Extracted data entries

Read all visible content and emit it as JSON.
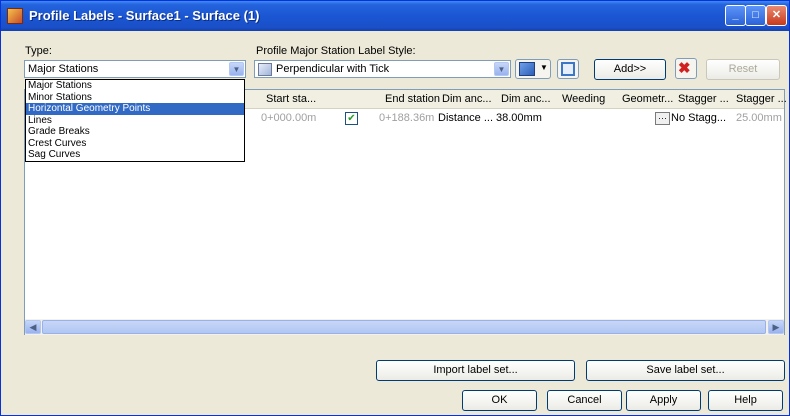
{
  "window": {
    "title": "Profile Labels - Surface1 - Surface (1)",
    "min_glyph": "_",
    "max_glyph": "□",
    "close_glyph": "✕"
  },
  "type": {
    "label": "Type:",
    "selected": "Major Stations",
    "options": [
      "Major Stations",
      "Minor Stations",
      "Horizontal Geometry Points",
      "Lines",
      "Grade Breaks",
      "Crest Curves",
      "Sag Curves"
    ],
    "highlighted_index": 2
  },
  "style": {
    "label": "Profile Major Station Label Style:",
    "selected": "Perpendicular with Tick"
  },
  "buttons": {
    "add": "Add>>",
    "reset": "Reset",
    "import": "Import label set...",
    "save": "Save label set...",
    "ok": "OK",
    "cancel": "Cancel",
    "apply": "Apply",
    "help": "Help"
  },
  "grid": {
    "columns": [
      "Start sta...",
      "End station",
      "Dim anc...",
      "Dim anc...",
      "Weeding",
      "Geometr...",
      "Stagger ...",
      "Stagger ..."
    ],
    "row": {
      "start_station": "0+000.00m",
      "end_station": "0+188.36m",
      "dim_anchor_option": "Distance ...",
      "dim_anchor_value": "38.00mm",
      "weeding": "",
      "geometry_button": "···",
      "stagger_labels": "No Stagg...",
      "stagger_line_height": "25.00mm",
      "checked": true
    }
  },
  "icons": {
    "style_icon": "style-icon",
    "edit_icon": "edit-style-icon",
    "browse_icon": "browse-icon",
    "delete_icon": "delete-icon"
  },
  "colors": {
    "titlebar": "#1b56d3",
    "selection": "#316ac5",
    "delete": "#d12020"
  }
}
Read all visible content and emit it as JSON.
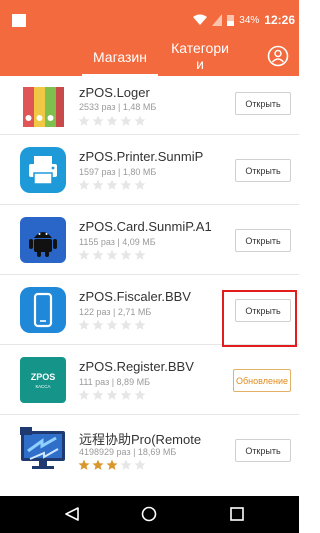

■ Task brief: From the records above, report the count of lines containing "Profile" and nothing more.

■ Written response: 2